▶ **Instructions to follow**:
Output each entry below as it stands, leaving out every picture.

### Material

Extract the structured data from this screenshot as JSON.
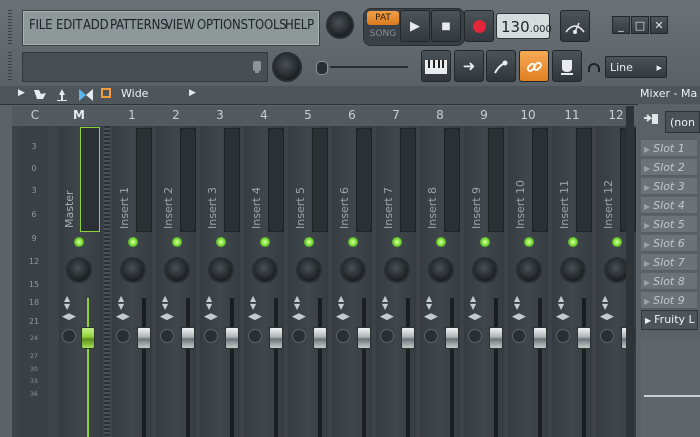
{
  "menu": {
    "file": "FILE",
    "edit": "EDIT",
    "add": "ADD",
    "patterns": "PATTERNS",
    "view": "VIEW",
    "options": "OPTIONS",
    "tools": "TOOLS",
    "help": "HELP"
  },
  "transport": {
    "pat": "PAT",
    "song": "SONG",
    "play_icon": "▶",
    "stop_icon": "■",
    "tempo_main": "130",
    "tempo_frac": ".000"
  },
  "window": {
    "min": "_",
    "max": "□",
    "close": "✕"
  },
  "snap": {
    "value": "Line",
    "arrow": "▸"
  },
  "titlebar": {
    "view_mode": "Wide",
    "title": "Mixer - Ma"
  },
  "mixer": {
    "master_col": "C",
    "master_label": "M",
    "master_name": "Master",
    "scale": [
      "3",
      "0",
      "3",
      "6",
      "9",
      "12",
      "15",
      "18",
      "21",
      "24",
      "27",
      "30",
      "33",
      "36"
    ],
    "inserts": [
      {
        "num": "1",
        "name": "Insert 1"
      },
      {
        "num": "2",
        "name": "Insert 2"
      },
      {
        "num": "3",
        "name": "Insert 3"
      },
      {
        "num": "4",
        "name": "Insert 4"
      },
      {
        "num": "5",
        "name": "Insert 5"
      },
      {
        "num": "6",
        "name": "Insert 6"
      },
      {
        "num": "7",
        "name": "Insert 7"
      },
      {
        "num": "8",
        "name": "Insert 8"
      },
      {
        "num": "9",
        "name": "Insert 9"
      },
      {
        "num": "10",
        "name": "Insert 10"
      },
      {
        "num": "11",
        "name": "Insert 11"
      },
      {
        "num": "12",
        "name": "Insert 12"
      }
    ]
  },
  "right_panel": {
    "input": "(non",
    "slots": [
      "Slot 1",
      "Slot 2",
      "Slot 3",
      "Slot 4",
      "Slot 5",
      "Slot 6",
      "Slot 7",
      "Slot 8",
      "Slot 9"
    ],
    "plugin": "Fruity L"
  },
  "colors": {
    "accent": "#f39a3a",
    "led": "#6bd12c",
    "master_fader": "#8fd13a"
  }
}
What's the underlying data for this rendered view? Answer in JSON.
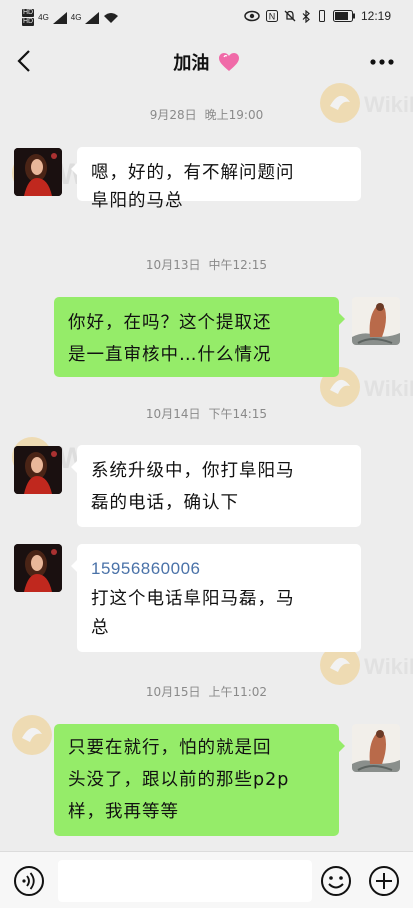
{
  "status_bar": {
    "sim_labels": [
      "HD",
      "HD"
    ],
    "network_labels": [
      "4G",
      "4G"
    ],
    "time": "12:19"
  },
  "header": {
    "title": "加油",
    "title_emoji_icon": "pink-heart-icon"
  },
  "messages": [
    {
      "type": "time",
      "date": "9月28日",
      "time": "晚上19:00"
    },
    {
      "type": "message",
      "side": "left",
      "lines": [
        "嗯，好的，有不解问题问",
        "阜阳的马总"
      ]
    },
    {
      "type": "time",
      "date": "10月13日",
      "time": "中午12:15"
    },
    {
      "type": "message",
      "side": "right",
      "lines": [
        "你好，在吗？这个提取还",
        "是一直审核中…什么情况"
      ]
    },
    {
      "type": "time",
      "date": "10月14日",
      "time": "下午14:15"
    },
    {
      "type": "message",
      "side": "left",
      "lines": [
        "系统升级中，你打阜阳马",
        "磊的电话，确认下"
      ]
    },
    {
      "type": "message",
      "side": "left",
      "phone": "15956860006",
      "lines": [
        "打这个电话阜阳马磊，马",
        "总"
      ]
    },
    {
      "type": "time",
      "date": "10月15日",
      "time": "上午11:02"
    },
    {
      "type": "message",
      "side": "right",
      "lines": [
        "只要在就行，怕的就是回",
        "头没了，跟以前的那些p2p",
        "样，我再等等"
      ]
    }
  ],
  "watermark_text": "WikiFX",
  "colors": {
    "background": "#ededed",
    "sent_bubble": "#95ec69",
    "received_bubble": "#ffffff",
    "timestamp": "#8a8a8a",
    "phone_link": "#4a72a8"
  }
}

######

▶ **Full output**:
Extract the structured data from this screenshot as JSON.
{
  "menu": {
    "file": "FILE",
    "edit": "EDIT",
    "add": "ADD",
    "patterns": "PATTERNS",
    "view": "VIEW",
    "options": "OPTIONS",
    "tools": "TOOLS",
    "help": "HELP"
  },
  "transport": {
    "pat": "PAT",
    "song": "SONG",
    "play_icon": "▶",
    "stop_icon": "■",
    "tempo_main": "130",
    "tempo_frac": ".000"
  },
  "window": {
    "min": "_",
    "max": "□",
    "close": "✕"
  },
  "snap": {
    "value": "Line",
    "arrow": "▸"
  },
  "titlebar": {
    "view_mode": "Wide",
    "title": "Mixer - Ma"
  },
  "mixer": {
    "master_col": "C",
    "master_label": "M",
    "master_name": "Master",
    "scale": [
      "3",
      "0",
      "3",
      "6",
      "9",
      "12",
      "15",
      "18",
      "21",
      "24",
      "27",
      "30",
      "33",
      "36"
    ],
    "inserts": [
      {
        "num": "1",
        "name": "Insert 1"
      },
      {
        "num": "2",
        "name": "Insert 2"
      },
      {
        "num": "3",
        "name": "Insert 3"
      },
      {
        "num": "4",
        "name": "Insert 4"
      },
      {
        "num": "5",
        "name": "Insert 5"
      },
      {
        "num": "6",
        "name": "Insert 6"
      },
      {
        "num": "7",
        "name": "Insert 7"
      },
      {
        "num": "8",
        "name": "Insert 8"
      },
      {
        "num": "9",
        "name": "Insert 9"
      },
      {
        "num": "10",
        "name": "Insert 10"
      },
      {
        "num": "11",
        "name": "Insert 11"
      },
      {
        "num": "12",
        "name": "Insert 12"
      }
    ]
  },
  "right_panel": {
    "input": "(non",
    "slots": [
      "Slot 1",
      "Slot 2",
      "Slot 3",
      "Slot 4",
      "Slot 5",
      "Slot 6",
      "Slot 7",
      "Slot 8",
      "Slot 9"
    ],
    "plugin": "Fruity L"
  },
  "colors": {
    "accent": "#f39a3a",
    "led": "#6bd12c",
    "master_fader": "#8fd13a"
  }
}
What's the underlying data for this rendered view? Answer in JSON.
{
  "status_bar": {
    "sim_labels": [
      "HD",
      "HD"
    ],
    "network_labels": [
      "4G",
      "4G"
    ],
    "time": "12:19"
  },
  "header": {
    "title": "加油",
    "title_emoji_icon": "pink-heart-icon"
  },
  "messages": [
    {
      "type": "time",
      "date": "9月28日",
      "time": "晚上19:00"
    },
    {
      "type": "message",
      "side": "left",
      "lines": [
        "嗯，好的，有不解问题问",
        "阜阳的马总"
      ]
    },
    {
      "type": "time",
      "date": "10月13日",
      "time": "中午12:15"
    },
    {
      "type": "message",
      "side": "right",
      "lines": [
        "你好，在吗？这个提取还",
        "是一直审核中…什么情况"
      ]
    },
    {
      "type": "time",
      "date": "10月14日",
      "time": "下午14:15"
    },
    {
      "type": "message",
      "side": "left",
      "lines": [
        "系统升级中，你打阜阳马",
        "磊的电话，确认下"
      ]
    },
    {
      "type": "message",
      "side": "left",
      "phone": "15956860006",
      "lines": [
        "打这个电话阜阳马磊，马",
        "总"
      ]
    },
    {
      "type": "time",
      "date": "10月15日",
      "time": "上午11:02"
    },
    {
      "type": "message",
      "side": "right",
      "lines": [
        "只要在就行，怕的就是回",
        "头没了，跟以前的那些p2p",
        "样，我再等等"
      ]
    }
  ],
  "watermark_text": "WikiFX",
  "colors": {
    "background": "#ededed",
    "sent_bubble": "#95ec69",
    "received_bubble": "#ffffff",
    "timestamp": "#8a8a8a",
    "phone_link": "#4a72a8"
  }
}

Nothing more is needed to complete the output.